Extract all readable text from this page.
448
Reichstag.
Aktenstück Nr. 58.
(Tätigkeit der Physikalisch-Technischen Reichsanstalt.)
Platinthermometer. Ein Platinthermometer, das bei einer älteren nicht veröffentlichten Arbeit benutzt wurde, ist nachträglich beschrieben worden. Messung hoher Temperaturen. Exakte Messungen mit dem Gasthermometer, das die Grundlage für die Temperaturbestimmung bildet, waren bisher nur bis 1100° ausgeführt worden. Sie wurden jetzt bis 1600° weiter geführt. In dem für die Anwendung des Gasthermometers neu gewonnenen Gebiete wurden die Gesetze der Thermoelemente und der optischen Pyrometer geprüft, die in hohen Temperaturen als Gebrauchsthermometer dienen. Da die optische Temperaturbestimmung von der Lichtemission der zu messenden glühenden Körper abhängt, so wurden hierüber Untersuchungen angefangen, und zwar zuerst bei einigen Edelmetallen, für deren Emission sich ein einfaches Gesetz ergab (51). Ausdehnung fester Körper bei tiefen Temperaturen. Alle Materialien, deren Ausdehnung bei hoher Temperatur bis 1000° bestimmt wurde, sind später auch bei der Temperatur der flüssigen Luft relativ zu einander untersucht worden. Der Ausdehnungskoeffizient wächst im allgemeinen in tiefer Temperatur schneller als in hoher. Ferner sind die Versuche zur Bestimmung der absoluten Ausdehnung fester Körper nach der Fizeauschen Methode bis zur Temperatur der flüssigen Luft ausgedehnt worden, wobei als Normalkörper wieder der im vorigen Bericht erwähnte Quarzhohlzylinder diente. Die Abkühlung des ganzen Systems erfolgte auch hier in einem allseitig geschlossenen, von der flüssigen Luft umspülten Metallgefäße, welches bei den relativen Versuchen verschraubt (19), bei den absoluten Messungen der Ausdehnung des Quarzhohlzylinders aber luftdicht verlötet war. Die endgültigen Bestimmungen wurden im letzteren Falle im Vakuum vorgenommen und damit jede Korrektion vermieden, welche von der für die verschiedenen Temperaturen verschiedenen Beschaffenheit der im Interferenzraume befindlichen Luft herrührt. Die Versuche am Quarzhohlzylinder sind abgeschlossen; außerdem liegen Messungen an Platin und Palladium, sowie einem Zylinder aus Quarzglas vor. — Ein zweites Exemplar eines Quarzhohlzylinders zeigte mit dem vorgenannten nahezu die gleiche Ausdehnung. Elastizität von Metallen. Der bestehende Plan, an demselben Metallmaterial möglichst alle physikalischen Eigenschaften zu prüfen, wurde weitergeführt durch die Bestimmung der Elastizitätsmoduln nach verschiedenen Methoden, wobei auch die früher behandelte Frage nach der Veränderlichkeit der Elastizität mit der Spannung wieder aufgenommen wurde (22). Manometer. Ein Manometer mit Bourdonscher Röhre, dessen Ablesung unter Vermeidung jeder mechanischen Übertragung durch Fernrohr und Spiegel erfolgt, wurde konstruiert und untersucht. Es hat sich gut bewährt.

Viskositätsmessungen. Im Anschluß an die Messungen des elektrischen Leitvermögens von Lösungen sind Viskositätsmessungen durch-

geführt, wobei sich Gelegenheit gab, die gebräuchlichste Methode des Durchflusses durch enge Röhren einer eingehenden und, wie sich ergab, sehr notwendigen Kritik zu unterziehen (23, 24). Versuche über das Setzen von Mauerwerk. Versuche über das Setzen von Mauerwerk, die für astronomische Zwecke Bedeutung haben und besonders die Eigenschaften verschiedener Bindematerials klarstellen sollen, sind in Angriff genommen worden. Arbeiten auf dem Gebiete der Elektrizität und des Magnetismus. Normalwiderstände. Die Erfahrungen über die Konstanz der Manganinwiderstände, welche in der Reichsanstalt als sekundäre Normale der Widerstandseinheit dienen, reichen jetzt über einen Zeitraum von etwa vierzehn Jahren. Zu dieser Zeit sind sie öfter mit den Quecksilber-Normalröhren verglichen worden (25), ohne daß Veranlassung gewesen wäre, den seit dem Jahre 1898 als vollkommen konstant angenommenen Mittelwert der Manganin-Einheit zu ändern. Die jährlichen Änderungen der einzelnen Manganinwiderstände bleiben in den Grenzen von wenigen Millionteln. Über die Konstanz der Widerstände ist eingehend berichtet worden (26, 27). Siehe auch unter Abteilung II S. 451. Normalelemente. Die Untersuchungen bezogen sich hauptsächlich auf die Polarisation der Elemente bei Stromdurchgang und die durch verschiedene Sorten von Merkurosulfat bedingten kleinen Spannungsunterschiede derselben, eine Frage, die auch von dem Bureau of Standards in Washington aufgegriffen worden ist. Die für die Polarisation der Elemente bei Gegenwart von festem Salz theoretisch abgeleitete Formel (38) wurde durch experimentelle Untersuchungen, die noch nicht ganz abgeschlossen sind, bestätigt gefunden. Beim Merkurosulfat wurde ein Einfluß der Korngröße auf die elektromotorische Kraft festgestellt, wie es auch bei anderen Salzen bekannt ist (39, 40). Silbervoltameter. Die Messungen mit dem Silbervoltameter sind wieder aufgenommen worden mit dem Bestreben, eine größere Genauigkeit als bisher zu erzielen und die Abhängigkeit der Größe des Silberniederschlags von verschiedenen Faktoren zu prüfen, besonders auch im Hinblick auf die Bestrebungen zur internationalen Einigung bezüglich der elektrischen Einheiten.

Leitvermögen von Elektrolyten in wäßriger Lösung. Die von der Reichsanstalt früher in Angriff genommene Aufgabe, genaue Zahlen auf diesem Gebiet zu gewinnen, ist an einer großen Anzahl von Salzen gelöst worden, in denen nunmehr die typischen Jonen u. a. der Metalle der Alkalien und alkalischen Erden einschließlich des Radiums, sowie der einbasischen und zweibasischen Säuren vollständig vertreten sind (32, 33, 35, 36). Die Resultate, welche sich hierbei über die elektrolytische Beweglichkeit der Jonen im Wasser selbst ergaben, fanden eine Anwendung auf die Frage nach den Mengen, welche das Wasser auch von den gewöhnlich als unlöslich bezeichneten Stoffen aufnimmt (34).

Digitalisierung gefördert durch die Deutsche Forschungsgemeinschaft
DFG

═══

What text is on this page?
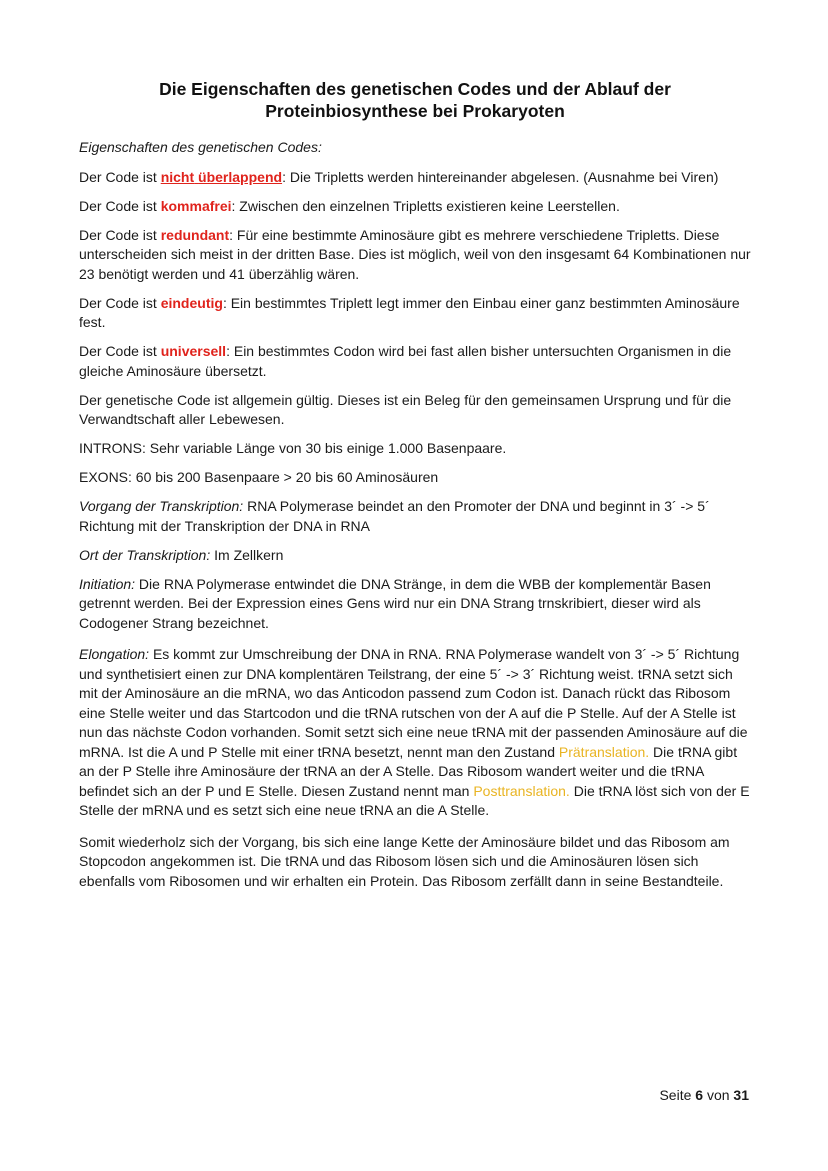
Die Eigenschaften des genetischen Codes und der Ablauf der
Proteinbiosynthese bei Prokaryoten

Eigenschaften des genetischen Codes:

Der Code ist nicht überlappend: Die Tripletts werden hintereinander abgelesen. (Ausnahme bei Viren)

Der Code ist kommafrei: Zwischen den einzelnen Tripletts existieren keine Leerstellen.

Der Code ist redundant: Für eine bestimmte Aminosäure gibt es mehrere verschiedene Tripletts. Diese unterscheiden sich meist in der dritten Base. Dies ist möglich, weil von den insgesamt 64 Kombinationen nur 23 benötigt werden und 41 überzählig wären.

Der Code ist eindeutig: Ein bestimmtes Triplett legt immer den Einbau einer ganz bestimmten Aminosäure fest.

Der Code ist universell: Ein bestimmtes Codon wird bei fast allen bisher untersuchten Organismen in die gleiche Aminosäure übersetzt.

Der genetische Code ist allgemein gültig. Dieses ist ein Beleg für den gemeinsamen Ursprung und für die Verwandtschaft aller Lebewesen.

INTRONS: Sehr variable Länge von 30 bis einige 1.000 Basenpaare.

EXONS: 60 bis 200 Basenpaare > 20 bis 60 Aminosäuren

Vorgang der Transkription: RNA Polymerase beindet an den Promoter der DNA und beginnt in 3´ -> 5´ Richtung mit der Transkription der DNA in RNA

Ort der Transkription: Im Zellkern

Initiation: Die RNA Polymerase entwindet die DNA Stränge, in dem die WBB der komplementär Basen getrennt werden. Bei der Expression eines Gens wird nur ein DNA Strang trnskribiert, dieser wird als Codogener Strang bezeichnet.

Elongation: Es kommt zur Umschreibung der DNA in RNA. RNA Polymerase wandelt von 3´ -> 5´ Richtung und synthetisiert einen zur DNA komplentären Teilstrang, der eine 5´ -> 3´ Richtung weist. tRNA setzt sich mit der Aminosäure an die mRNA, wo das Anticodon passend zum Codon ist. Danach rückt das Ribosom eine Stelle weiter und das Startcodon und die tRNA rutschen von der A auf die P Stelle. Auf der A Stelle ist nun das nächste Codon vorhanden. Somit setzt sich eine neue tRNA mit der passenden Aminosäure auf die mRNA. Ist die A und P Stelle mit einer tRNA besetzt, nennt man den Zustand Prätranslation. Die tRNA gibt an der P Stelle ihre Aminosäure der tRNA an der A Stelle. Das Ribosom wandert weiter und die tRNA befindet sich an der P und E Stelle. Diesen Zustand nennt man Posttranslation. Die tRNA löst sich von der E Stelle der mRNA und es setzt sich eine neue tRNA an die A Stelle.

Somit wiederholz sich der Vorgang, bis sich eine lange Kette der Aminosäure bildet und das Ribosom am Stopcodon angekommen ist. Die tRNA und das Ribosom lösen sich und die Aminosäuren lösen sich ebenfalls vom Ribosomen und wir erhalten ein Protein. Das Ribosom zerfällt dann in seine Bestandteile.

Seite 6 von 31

═══

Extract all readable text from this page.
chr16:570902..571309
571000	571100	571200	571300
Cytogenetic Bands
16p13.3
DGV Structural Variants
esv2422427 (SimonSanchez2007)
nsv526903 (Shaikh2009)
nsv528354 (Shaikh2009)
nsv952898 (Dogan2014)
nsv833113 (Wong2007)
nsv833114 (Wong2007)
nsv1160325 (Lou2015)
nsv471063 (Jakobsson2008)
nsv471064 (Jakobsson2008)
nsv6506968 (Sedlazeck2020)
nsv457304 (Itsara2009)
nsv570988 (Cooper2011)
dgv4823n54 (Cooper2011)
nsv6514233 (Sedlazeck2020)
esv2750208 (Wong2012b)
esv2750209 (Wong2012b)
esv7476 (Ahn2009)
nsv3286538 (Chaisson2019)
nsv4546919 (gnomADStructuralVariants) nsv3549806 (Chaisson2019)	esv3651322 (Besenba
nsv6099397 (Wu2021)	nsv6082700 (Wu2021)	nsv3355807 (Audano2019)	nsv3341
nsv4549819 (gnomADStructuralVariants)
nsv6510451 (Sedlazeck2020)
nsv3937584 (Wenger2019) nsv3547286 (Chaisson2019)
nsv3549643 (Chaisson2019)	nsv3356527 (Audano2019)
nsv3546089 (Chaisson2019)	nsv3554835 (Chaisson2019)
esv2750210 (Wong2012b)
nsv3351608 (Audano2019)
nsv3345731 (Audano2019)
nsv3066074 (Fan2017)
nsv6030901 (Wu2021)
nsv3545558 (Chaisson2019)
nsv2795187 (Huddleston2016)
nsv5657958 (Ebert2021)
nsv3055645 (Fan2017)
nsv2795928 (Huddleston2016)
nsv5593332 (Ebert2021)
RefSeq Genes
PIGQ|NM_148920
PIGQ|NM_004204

═══

### AIM OF THE EXERCISE
Take each line above that contains "gibt" and copy it out.

### TASK SOLUTION
Der Code ist redundant: Für eine bestimmte Aminosäure gibt es mehrere verschiedene Tripletts. Diese unterscheiden sich meist in der dritten Base. Dies ist möglich, weil von den insgesamt 64 Kombinationen nur 23 benötigt werden und 41 überzählig wären.
Elongation: Es kommt zur Umschreibung der DNA in RNA. RNA Polymerase wandelt von 3´ -> 5´ Richtung und synthetisiert einen zur DNA komplentären Teilstrang, der eine 5´ -> 3´ Richtung weist. tRNA setzt sich mit der Aminosäure an die mRNA, wo das Anticodon passend zum Codon ist. Danach rückt das Ribosom eine Stelle weiter und das Startcodon und die tRNA rutschen von der A auf die P Stelle. Auf der A Stelle ist nun das nächste Codon vorhanden. Somit setzt sich eine neue tRNA mit der passenden Aminosäure auf die mRNA. Ist die A und P Stelle mit einer tRNA besetzt, nennt man den Zustand Prätranslation. Die tRNA gibt an der P Stelle ihre Aminosäure der tRNA an der A Stelle. Das Ribosom wandert weiter und die tRNA befindet sich an der P und E Stelle. Diesen Zustand nennt man Posttranslation. Die tRNA löst sich von der E Stelle der mRNA und es setzt sich eine neue tRNA an die A Stelle.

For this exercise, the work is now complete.